'''

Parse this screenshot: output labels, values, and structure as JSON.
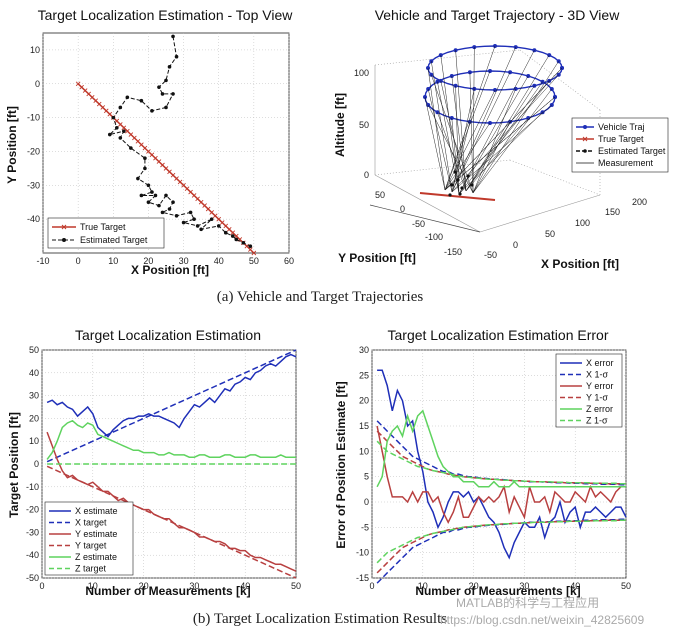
{
  "captions": {
    "a": "(a) Vehicle and Target Trajectories",
    "b": "(b) Target Localization Estimation Results"
  },
  "watermark": {
    "line1": "MATLAB的科学与工程应用",
    "line2": "https://blog.csdn.net/weixin_42825609"
  },
  "colors": {
    "red": "#c0392b",
    "black": "#111111",
    "blue": "#1f2fb8",
    "green": "#5fd35f"
  },
  "chart_data": [
    {
      "id": "topview",
      "type": "line",
      "title": "Target Localization Estimation - Top View",
      "xlabel": "X Position [ft]",
      "ylabel": "Y Position [ft]",
      "xlim": [
        -10,
        60
      ],
      "ylim": [
        -50,
        15
      ],
      "xticks": [
        -10,
        0,
        10,
        20,
        30,
        40,
        50,
        60
      ],
      "yticks": [
        -40,
        -30,
        -20,
        -10,
        0,
        10
      ],
      "grid": true,
      "legend": "bottom-left",
      "series": [
        {
          "name": "True Target",
          "style": "red-x",
          "x": [
            0,
            5,
            10,
            15,
            20,
            25,
            30,
            35,
            40,
            45,
            50
          ],
          "y": [
            0,
            -5,
            -10,
            -15,
            -20,
            -25,
            -30,
            -35,
            -40,
            -45,
            -50
          ]
        },
        {
          "name": "Estimated Target",
          "style": "black-dash-dot",
          "x": [
            27,
            28,
            26,
            25,
            23,
            24,
            27,
            25,
            21,
            18,
            14,
            12,
            10,
            11,
            9,
            13,
            12,
            15,
            19,
            19,
            17,
            20,
            21,
            18,
            22,
            20,
            23,
            25,
            27,
            26,
            24,
            28,
            32,
            33,
            30,
            34,
            38,
            35,
            40,
            42,
            44,
            45,
            47,
            49
          ],
          "y": [
            14,
            8,
            5,
            1,
            -1,
            -3,
            -3,
            -7,
            -8,
            -5,
            -4,
            -7,
            -10,
            -13,
            -15,
            -14,
            -16,
            -19,
            -22,
            -25,
            -28,
            -30,
            -32,
            -33,
            -33,
            -35,
            -36,
            -33,
            -35,
            -37,
            -38,
            -39,
            -38,
            -40,
            -41,
            -42,
            -40,
            -43,
            -42,
            -44,
            -45,
            -46,
            -47,
            -48
          ]
        }
      ]
    },
    {
      "id": "view3d",
      "type": "line",
      "title": "Vehicle and Target Trajectory - 3D View",
      "xlabel": "X Position [ft]",
      "ylabel": "Y Position [ft]",
      "zlabel": "Altitude [ft]",
      "xticks": [
        -50,
        0,
        50,
        100,
        150,
        200
      ],
      "yticks": [
        -150,
        -100,
        -50,
        0,
        50
      ],
      "zticks": [
        0,
        50,
        100
      ],
      "legend": "right",
      "legend_entries": [
        "Vehicle Traj",
        "True Target",
        "Estimated Target",
        "Measurement"
      ]
    },
    {
      "id": "est",
      "type": "line",
      "title": "Target Localization Estimation",
      "xlabel": "Number of Measurements [k]",
      "ylabel": "Target Position [ft]",
      "xlim": [
        0,
        50
      ],
      "ylim": [
        -50,
        50
      ],
      "xticks": [
        0,
        10,
        20,
        30,
        40,
        50
      ],
      "yticks": [
        -50,
        -40,
        -30,
        -20,
        -10,
        0,
        10,
        20,
        30,
        40,
        50
      ],
      "grid": true,
      "legend": "bottom-left",
      "x": [
        1,
        2,
        3,
        4,
        5,
        6,
        7,
        8,
        9,
        10,
        11,
        12,
        13,
        14,
        15,
        16,
        17,
        18,
        19,
        20,
        21,
        22,
        23,
        24,
        25,
        26,
        27,
        28,
        29,
        30,
        31,
        32,
        33,
        34,
        35,
        36,
        37,
        38,
        39,
        40,
        41,
        42,
        43,
        44,
        45,
        46,
        47,
        48,
        49,
        50
      ],
      "series": [
        {
          "name": "X estimate",
          "color": "#1f2fb8",
          "dash": false,
          "values": [
            27,
            28,
            26,
            27,
            25,
            24,
            21,
            23,
            25,
            22,
            16,
            14,
            12,
            15,
            17,
            19,
            20,
            20,
            21,
            21,
            22,
            21,
            21,
            20,
            19,
            18,
            16,
            20,
            23,
            26,
            25,
            27,
            29,
            27,
            30,
            33,
            32,
            35,
            36,
            38,
            37,
            40,
            41,
            43,
            44,
            43,
            45,
            47,
            48,
            47
          ]
        },
        {
          "name": "X target",
          "color": "#1f2fb8",
          "dash": true,
          "values": [
            1,
            2,
            3,
            4,
            5,
            6,
            7,
            8,
            9,
            10,
            11,
            12,
            13,
            14,
            15,
            16,
            17,
            18,
            19,
            20,
            21,
            22,
            23,
            24,
            25,
            26,
            27,
            28,
            29,
            30,
            31,
            32,
            33,
            34,
            35,
            36,
            37,
            38,
            39,
            40,
            41,
            42,
            43,
            44,
            45,
            46,
            47,
            48,
            49,
            50
          ]
        },
        {
          "name": "Y estimate",
          "color": "#b84040",
          "dash": false,
          "values": [
            14,
            8,
            2,
            -3,
            -6,
            -5,
            -7,
            -8,
            -9,
            -8,
            -10,
            -12,
            -12,
            -14,
            -16,
            -15,
            -17,
            -18,
            -19,
            -20,
            -20,
            -22,
            -23,
            -24,
            -24,
            -26,
            -28,
            -28,
            -29,
            -30,
            -32,
            -32,
            -33,
            -34,
            -34,
            -35,
            -37,
            -37,
            -38,
            -38,
            -40,
            -41,
            -41,
            -42,
            -43,
            -44,
            -44,
            -45,
            -46,
            -47
          ]
        },
        {
          "name": "Y target",
          "color": "#b84040",
          "dash": true,
          "values": [
            -1,
            -2,
            -3,
            -4,
            -5,
            -6,
            -7,
            -8,
            -9,
            -10,
            -11,
            -12,
            -13,
            -14,
            -15,
            -16,
            -17,
            -18,
            -19,
            -20,
            -21,
            -22,
            -23,
            -24,
            -25,
            -26,
            -27,
            -28,
            -29,
            -30,
            -31,
            -32,
            -33,
            -34,
            -35,
            -36,
            -37,
            -38,
            -39,
            -40,
            -41,
            -42,
            -43,
            -44,
            -45,
            -46,
            -47,
            -48,
            -49,
            -50
          ]
        },
        {
          "name": "Z estimate",
          "color": "#5fd35f",
          "dash": false,
          "values": [
            2,
            5,
            10,
            16,
            18,
            19,
            17,
            16,
            18,
            17,
            13,
            12,
            11,
            10,
            9,
            8,
            7,
            6,
            6,
            5,
            5,
            5,
            4,
            4,
            5,
            4,
            4,
            4,
            3,
            3,
            4,
            4,
            3,
            3,
            3,
            4,
            4,
            3,
            3,
            3,
            4,
            4,
            3,
            3,
            3,
            3,
            4,
            3,
            3,
            3
          ]
        },
        {
          "name": "Z target",
          "color": "#5fd35f",
          "dash": true,
          "values": [
            0,
            0,
            0,
            0,
            0,
            0,
            0,
            0,
            0,
            0,
            0,
            0,
            0,
            0,
            0,
            0,
            0,
            0,
            0,
            0,
            0,
            0,
            0,
            0,
            0,
            0,
            0,
            0,
            0,
            0,
            0,
            0,
            0,
            0,
            0,
            0,
            0,
            0,
            0,
            0,
            0,
            0,
            0,
            0,
            0,
            0,
            0,
            0,
            0,
            0
          ]
        }
      ]
    },
    {
      "id": "err",
      "type": "line",
      "title": "Target Localization Estimation Error",
      "xlabel": "Number of Measurements [k]",
      "ylabel": "Error of Position Estimate [ft]",
      "xlim": [
        0,
        50
      ],
      "ylim": [
        -15,
        30
      ],
      "xticks": [
        0,
        10,
        20,
        30,
        40,
        50
      ],
      "yticks": [
        -15,
        -10,
        -5,
        0,
        5,
        10,
        15,
        20,
        25,
        30
      ],
      "grid": true,
      "legend": "top-right",
      "x": [
        1,
        2,
        3,
        4,
        5,
        6,
        7,
        8,
        9,
        10,
        11,
        12,
        13,
        14,
        15,
        16,
        17,
        18,
        19,
        20,
        21,
        22,
        23,
        24,
        25,
        26,
        27,
        28,
        29,
        30,
        31,
        32,
        33,
        34,
        35,
        36,
        37,
        38,
        39,
        40,
        41,
        42,
        43,
        44,
        45,
        46,
        47,
        48,
        49,
        50
      ],
      "series": [
        {
          "name": "X error",
          "color": "#1f2fb8",
          "dash": false,
          "values": [
            26,
            26,
            23,
            18,
            22,
            20,
            15,
            16,
            10,
            6,
            0,
            -2,
            -5,
            -3,
            0,
            2,
            2,
            1,
            2,
            0,
            1,
            -1,
            -3,
            -4,
            -6,
            -9,
            -11,
            -8,
            -6,
            -4,
            -5,
            -5,
            -3,
            -7,
            -4,
            -3,
            0,
            -4,
            -2,
            -1,
            -5,
            -2,
            -2,
            -1,
            -2,
            -3,
            -2,
            -1,
            -1,
            -3
          ]
        },
        {
          "name": "X 1-σ",
          "color": "#1f2fb8",
          "dash": true,
          "values": [
            16,
            15,
            14,
            13,
            12,
            11,
            10,
            9,
            8.5,
            8,
            7.5,
            7,
            6.5,
            6,
            6,
            5.5,
            5.5,
            5.2,
            5,
            5,
            4.8,
            4.7,
            4.6,
            4.5,
            4.5,
            4.4,
            4.3,
            4.2,
            4.2,
            4.1,
            4,
            4,
            4,
            3.9,
            3.9,
            3.8,
            3.8,
            3.8,
            3.7,
            3.7,
            3.7,
            3.6,
            3.6,
            3.6,
            3.5,
            3.5,
            3.5,
            3.5,
            3.4,
            3.4
          ]
        },
        {
          "name": "Y error",
          "color": "#b84040",
          "dash": false,
          "values": [
            15,
            10,
            5,
            1,
            1,
            1,
            0,
            2,
            0,
            2,
            2,
            0,
            1,
            -2,
            -4,
            -2,
            1,
            -3,
            -3,
            -1,
            1,
            0,
            1,
            0,
            1,
            3,
            -2,
            1,
            -1,
            -3,
            3,
            0,
            0,
            1,
            -2,
            2,
            1,
            0,
            0,
            2,
            1,
            0,
            3,
            1,
            2,
            1,
            0,
            2,
            3,
            3
          ]
        },
        {
          "name": "Y 1-σ",
          "color": "#b84040",
          "dash": true,
          "values": [
            14,
            13,
            12,
            11,
            10,
            9,
            8.5,
            8,
            7.5,
            7,
            6.5,
            6.2,
            6,
            5.8,
            5.5,
            5.3,
            5.2,
            5,
            4.9,
            4.8,
            4.7,
            4.6,
            4.5,
            4.5,
            4.4,
            4.3,
            4.3,
            4.2,
            4.2,
            4.1,
            4.1,
            4,
            4,
            4,
            3.9,
            3.9,
            3.9,
            3.8,
            3.8,
            3.8,
            3.8,
            3.7,
            3.7,
            3.7,
            3.7,
            3.6,
            3.6,
            3.6,
            3.6,
            3.6
          ]
        },
        {
          "name": "Z error",
          "color": "#5fd35f",
          "dash": false,
          "values": [
            3,
            5,
            12,
            14,
            15,
            13,
            17,
            14,
            17,
            18,
            15,
            12,
            9,
            7,
            6,
            5,
            5,
            4,
            4,
            4,
            3,
            3,
            3,
            4,
            3,
            3,
            3,
            4,
            3,
            3,
            3,
            3,
            3,
            3,
            3,
            3,
            3,
            3,
            3,
            3,
            3,
            3,
            3,
            3,
            3,
            3,
            3,
            3,
            3,
            3
          ]
        },
        {
          "name": "Z 1-σ",
          "color": "#5fd35f",
          "dash": true,
          "values": [
            12,
            11,
            10,
            9.5,
            9,
            8.5,
            8,
            7.5,
            7,
            6.8,
            6.5,
            6.2,
            6,
            5.8,
            5.6,
            5.4,
            5.2,
            5,
            4.9,
            4.8,
            4.7,
            4.6,
            4.5,
            4.5,
            4.4,
            4.3,
            4.3,
            4.2,
            4.2,
            4.1,
            4.1,
            4,
            4,
            4,
            4,
            3.9,
            3.9,
            3.9,
            3.8,
            3.8,
            3.8,
            3.8,
            3.8,
            3.7,
            3.7,
            3.7,
            3.7,
            3.7,
            3.6,
            3.6
          ]
        }
      ]
    }
  ]
}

'''

**Exercise prompt:** Find every line holding the word "Estimation"; give their count and nothing else.

**Correct result:** 4